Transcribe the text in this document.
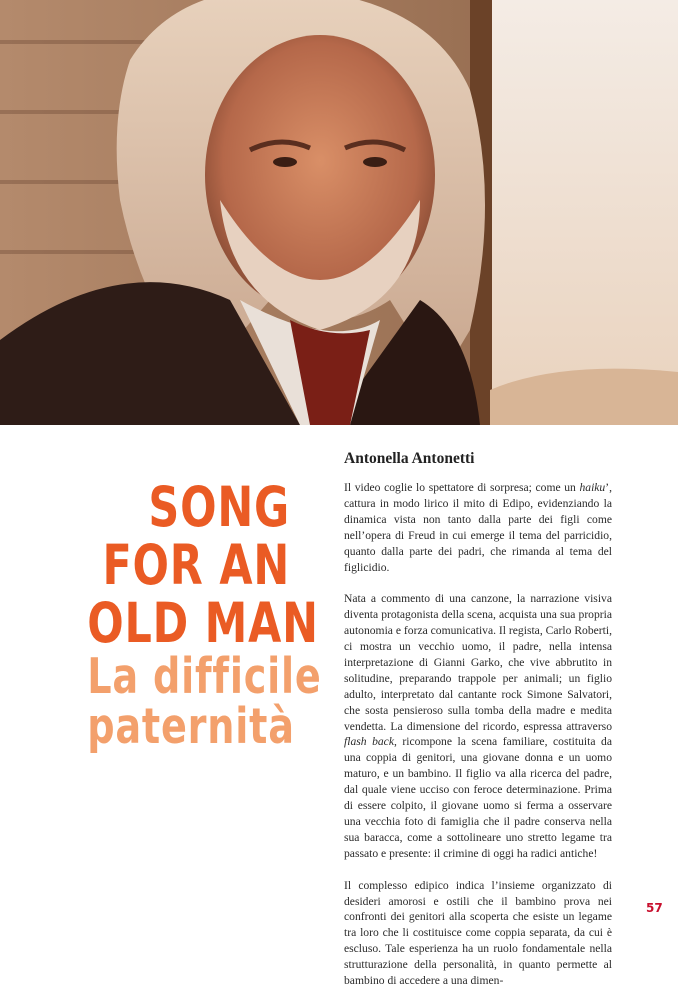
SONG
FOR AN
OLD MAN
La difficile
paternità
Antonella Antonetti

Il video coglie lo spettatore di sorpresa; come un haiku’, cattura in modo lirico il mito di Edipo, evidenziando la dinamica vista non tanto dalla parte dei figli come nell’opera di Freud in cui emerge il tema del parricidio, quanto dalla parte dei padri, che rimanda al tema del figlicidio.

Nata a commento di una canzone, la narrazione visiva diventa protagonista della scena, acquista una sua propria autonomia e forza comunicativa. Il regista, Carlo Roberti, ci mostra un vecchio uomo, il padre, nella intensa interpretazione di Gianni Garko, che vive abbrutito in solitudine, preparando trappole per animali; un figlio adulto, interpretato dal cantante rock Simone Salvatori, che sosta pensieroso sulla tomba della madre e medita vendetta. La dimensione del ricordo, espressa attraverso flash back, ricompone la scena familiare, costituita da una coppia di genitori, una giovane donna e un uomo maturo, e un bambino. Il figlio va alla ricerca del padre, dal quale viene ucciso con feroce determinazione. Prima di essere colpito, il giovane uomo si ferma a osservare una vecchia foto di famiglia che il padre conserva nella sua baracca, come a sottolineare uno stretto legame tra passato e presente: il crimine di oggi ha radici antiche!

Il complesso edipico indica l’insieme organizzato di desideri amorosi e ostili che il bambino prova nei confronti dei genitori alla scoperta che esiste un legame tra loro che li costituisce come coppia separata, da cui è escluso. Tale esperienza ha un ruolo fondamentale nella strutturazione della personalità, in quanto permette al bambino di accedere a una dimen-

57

--

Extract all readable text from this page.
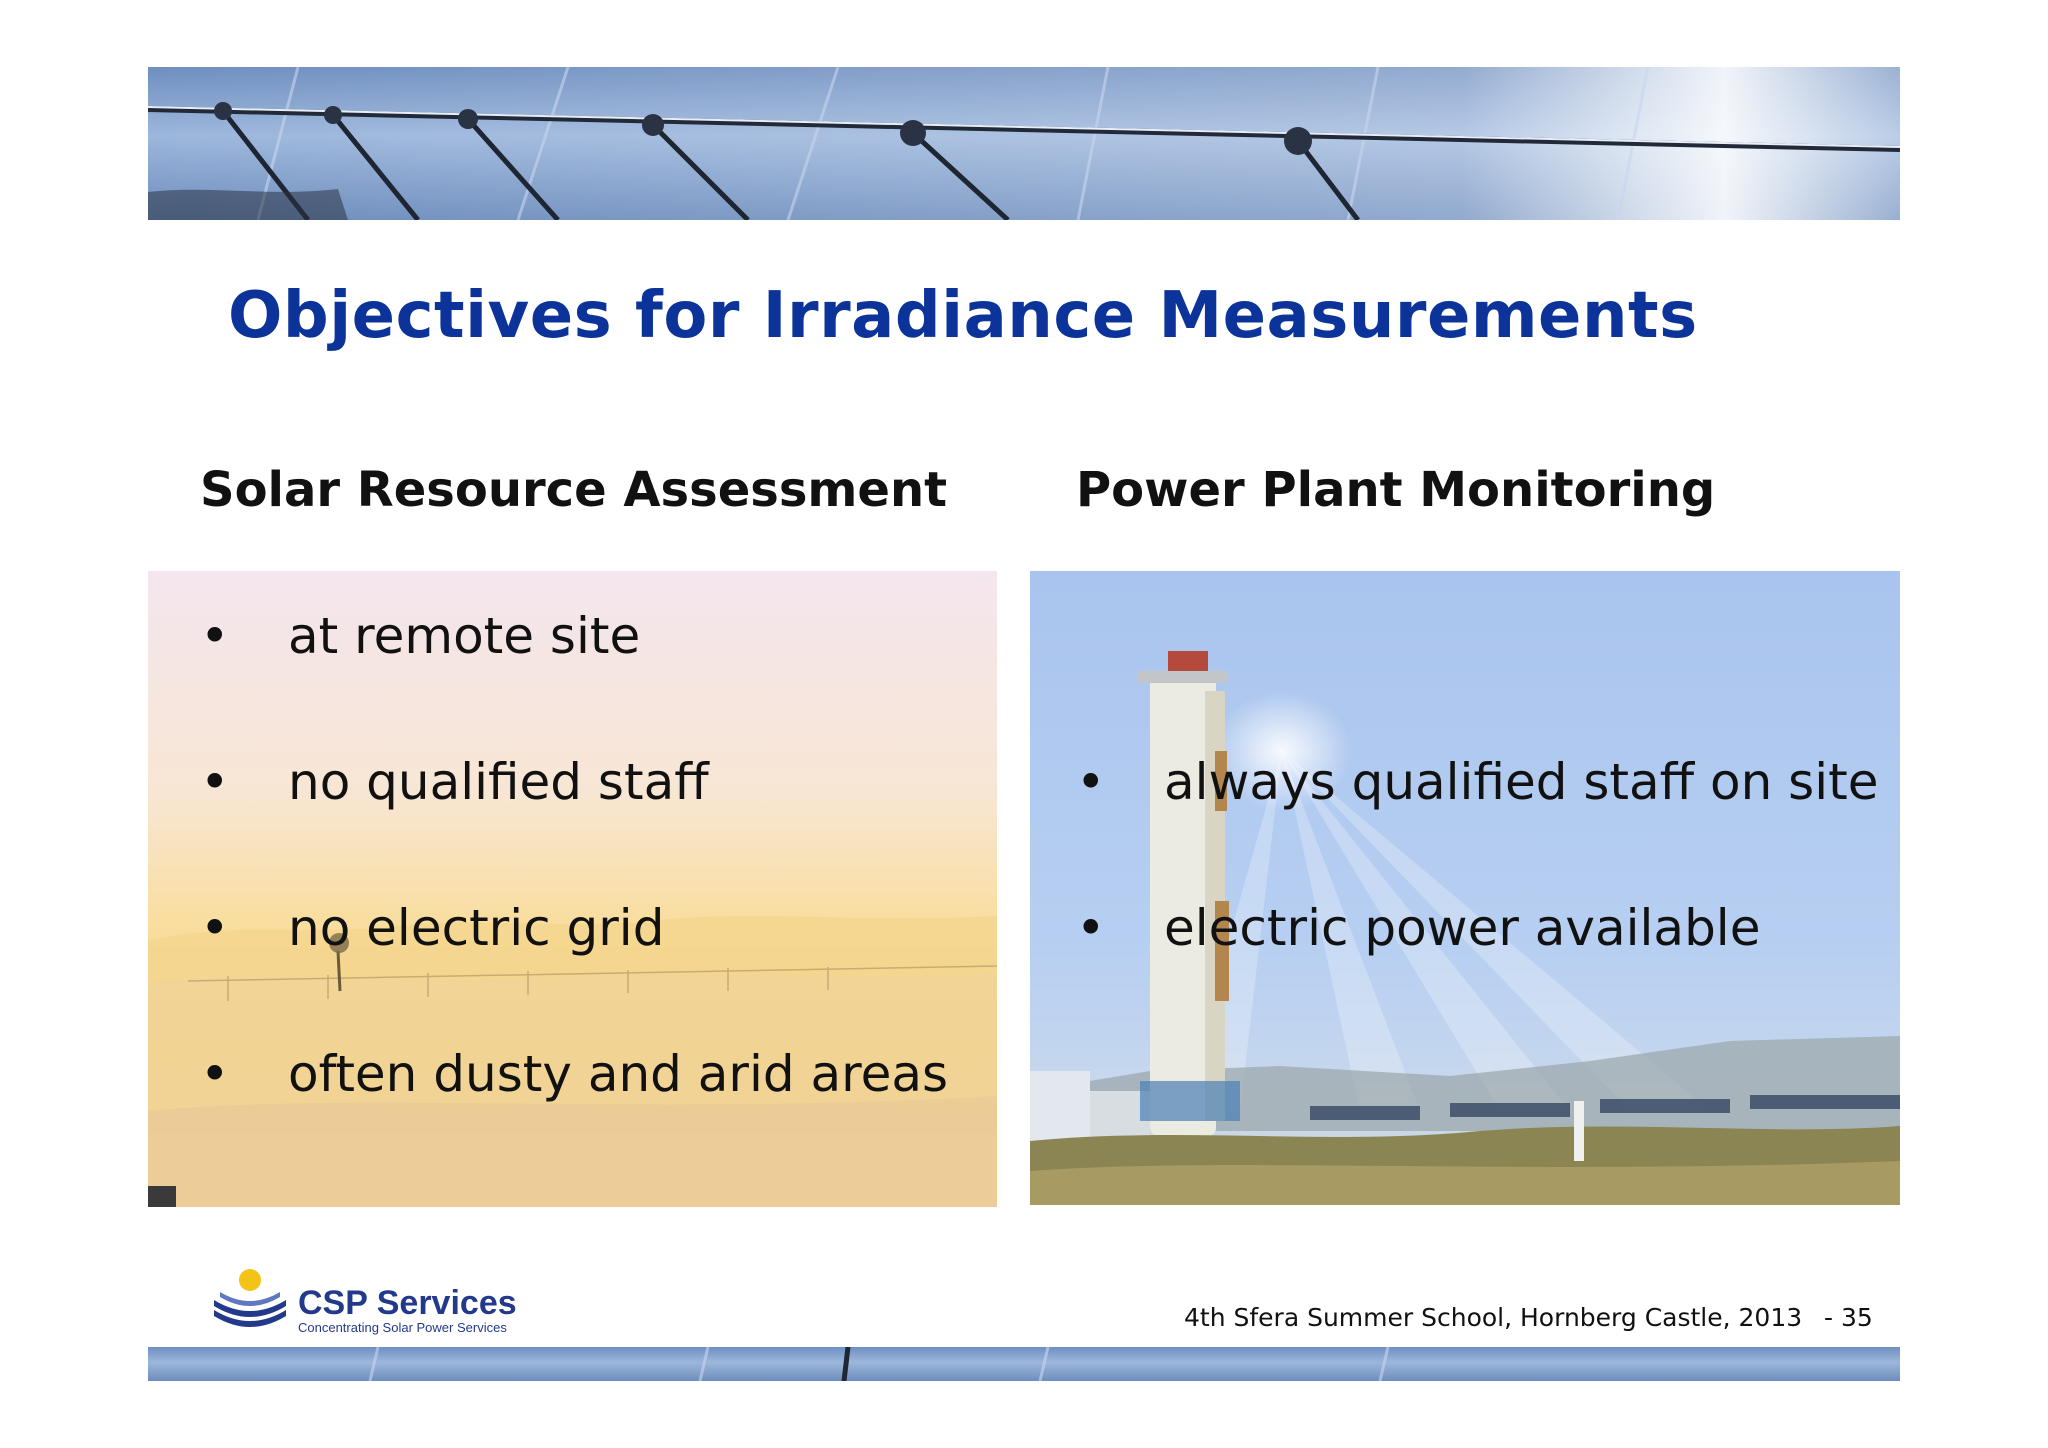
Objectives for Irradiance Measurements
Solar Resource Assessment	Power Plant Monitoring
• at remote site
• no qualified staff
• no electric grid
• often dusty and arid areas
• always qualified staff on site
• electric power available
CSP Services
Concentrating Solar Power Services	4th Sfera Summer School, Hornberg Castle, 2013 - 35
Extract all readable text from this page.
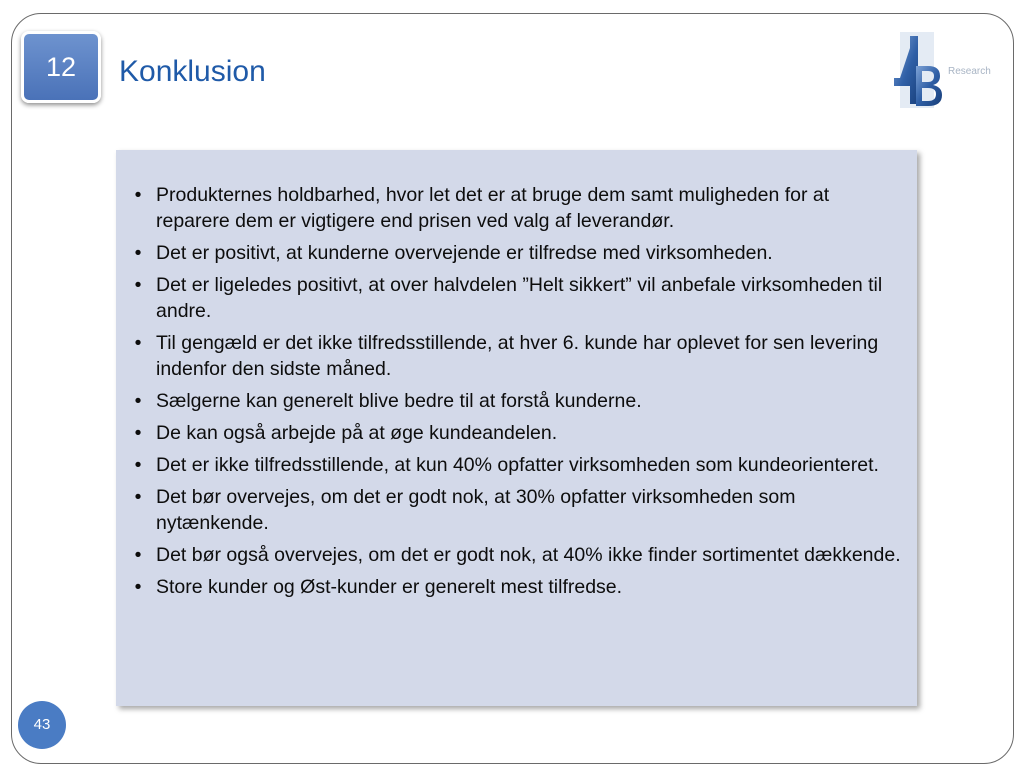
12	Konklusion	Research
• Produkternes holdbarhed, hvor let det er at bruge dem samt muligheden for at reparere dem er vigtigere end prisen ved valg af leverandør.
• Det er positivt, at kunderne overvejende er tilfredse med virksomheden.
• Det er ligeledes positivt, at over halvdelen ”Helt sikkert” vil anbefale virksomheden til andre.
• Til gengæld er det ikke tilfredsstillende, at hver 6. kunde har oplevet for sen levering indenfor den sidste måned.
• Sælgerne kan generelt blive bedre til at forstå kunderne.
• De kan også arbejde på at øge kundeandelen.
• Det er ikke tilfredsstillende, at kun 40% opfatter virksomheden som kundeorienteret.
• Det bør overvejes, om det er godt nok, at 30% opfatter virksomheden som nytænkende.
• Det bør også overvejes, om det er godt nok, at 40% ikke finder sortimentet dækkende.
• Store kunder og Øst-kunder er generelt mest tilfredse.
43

• TASK PROMPT: Copy all lines from the material that include "godt".

• EXPECTED ANSWER:
• Det bør overvejes, om det er godt nok, at 30% opfatter virksomheden som nytænkende.
• Det bør også overvejes, om det er godt nok, at 40% ikke finder sortimentet dækkende.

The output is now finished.